> _DO THIS_
Print all of the data exactly as written.

(begin)

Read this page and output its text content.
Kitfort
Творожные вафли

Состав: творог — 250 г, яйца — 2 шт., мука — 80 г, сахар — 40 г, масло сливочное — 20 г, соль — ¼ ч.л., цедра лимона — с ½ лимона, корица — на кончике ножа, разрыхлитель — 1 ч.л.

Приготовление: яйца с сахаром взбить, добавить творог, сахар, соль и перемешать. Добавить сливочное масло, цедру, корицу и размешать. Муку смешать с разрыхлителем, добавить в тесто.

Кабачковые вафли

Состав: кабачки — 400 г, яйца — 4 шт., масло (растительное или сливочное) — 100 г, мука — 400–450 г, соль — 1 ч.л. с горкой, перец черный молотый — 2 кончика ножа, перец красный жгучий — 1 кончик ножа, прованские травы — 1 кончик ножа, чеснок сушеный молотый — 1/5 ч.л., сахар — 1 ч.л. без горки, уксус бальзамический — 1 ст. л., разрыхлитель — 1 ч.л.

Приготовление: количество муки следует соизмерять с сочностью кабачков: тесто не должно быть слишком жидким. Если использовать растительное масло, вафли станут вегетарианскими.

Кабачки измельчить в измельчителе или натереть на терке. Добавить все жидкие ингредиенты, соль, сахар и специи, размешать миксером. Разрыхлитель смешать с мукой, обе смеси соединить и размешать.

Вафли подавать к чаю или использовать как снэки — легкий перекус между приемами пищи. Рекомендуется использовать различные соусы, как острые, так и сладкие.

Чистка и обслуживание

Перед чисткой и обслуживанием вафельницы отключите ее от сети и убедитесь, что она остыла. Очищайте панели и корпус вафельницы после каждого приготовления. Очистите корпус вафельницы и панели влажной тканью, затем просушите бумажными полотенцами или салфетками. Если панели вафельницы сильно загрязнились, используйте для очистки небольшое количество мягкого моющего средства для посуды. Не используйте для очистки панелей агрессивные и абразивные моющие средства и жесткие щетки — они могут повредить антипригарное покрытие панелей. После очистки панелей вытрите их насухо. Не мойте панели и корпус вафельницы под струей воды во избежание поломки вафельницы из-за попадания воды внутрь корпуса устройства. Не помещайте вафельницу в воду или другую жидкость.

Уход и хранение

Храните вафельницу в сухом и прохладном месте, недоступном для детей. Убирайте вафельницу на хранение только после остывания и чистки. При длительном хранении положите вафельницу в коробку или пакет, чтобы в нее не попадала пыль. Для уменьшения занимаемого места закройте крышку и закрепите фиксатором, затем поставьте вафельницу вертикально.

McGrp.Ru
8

(end)

> _SOLUTION_
Read this page and output its text content.
Kitfort
Творожные вафли

Состав: творог — 250 г, яйца — 2 шт., мука — 80 г, сахар — 40 г, масло сливочное — 20 г, соль — ¼ ч.л., цедра лимона — с ½ лимона, корица — на кончике ножа, разрыхлитель — 1 ч.л.

Приготовление: яйца с сахаром взбить, добавить творог, сахар, соль и перемешать. Добавить сливочное масло, цедру, корицу и размешать. Муку смешать с разрыхлителем, добавить в тесто.

Кабачковые вафли

Состав: кабачки — 400 г, яйца — 4 шт., масло (растительное или сливочное) — 100 г, мука — 400–450 г, соль — 1 ч.л. с горкой, перец черный молотый — 2 кончика ножа, перец красный жгучий — 1 кончик ножа, прованские травы — 1 кончик ножа, чеснок сушеный молотый — 1/5 ч.л., сахар — 1 ч.л. без горки, уксус бальзамический — 1 ст. л., разрыхлитель — 1 ч.л.

Приготовление: количество муки следует соизмерять с сочностью кабачков: тесто не должно быть слишком жидким. Если использовать растительное масло, вафли станут вегетарианскими.

Кабачки измельчить в измельчителе или натереть на терке. Добавить все жидкие ингредиенты, соль, сахар и специи, размешать миксером. Разрыхлитель смешать с мукой, обе смеси соединить и размешать.

Вафли подавать к чаю или использовать как снэки — легкий перекус между приемами пищи. Рекомендуется использовать различные соусы, как острые, так и сладкие.

Чистка и обслуживание

Перед чисткой и обслуживанием вафельницы отключите ее от сети и убедитесь, что она остыла. Очищайте панели и корпус вафельницы после каждого приготовления. Очистите корпус вафельницы и панели влажной тканью, затем просушите бумажными полотенцами или салфетками. Если панели вафельницы сильно загрязнились, используйте для очистки небольшое количество мягкого моющего средства для посуды. Не используйте для очистки панелей агрессивные и абразивные моющие средства и жесткие щетки — они могут повредить антипригарное покрытие панелей. После очистки панелей вытрите их насухо. Не мойте панели и корпус вафельницы под струей воды во избежание поломки вафельницы из-за попадания воды внутрь корпуса устройства. Не помещайте вафельницу в воду или другую жидкость.

Уход и хранение

Храните вафельницу в сухом и прохладном месте, недоступном для детей. Убирайте вафельницу на хранение только после остывания и чистки. При длительном хранении положите вафельницу в коробку или пакет, чтобы в нее не попадала пыль. Для уменьшения занимаемого места закройте крышку и закрепите фиксатором, затем поставьте вафельницу вертикально.

McGrp.Ru
8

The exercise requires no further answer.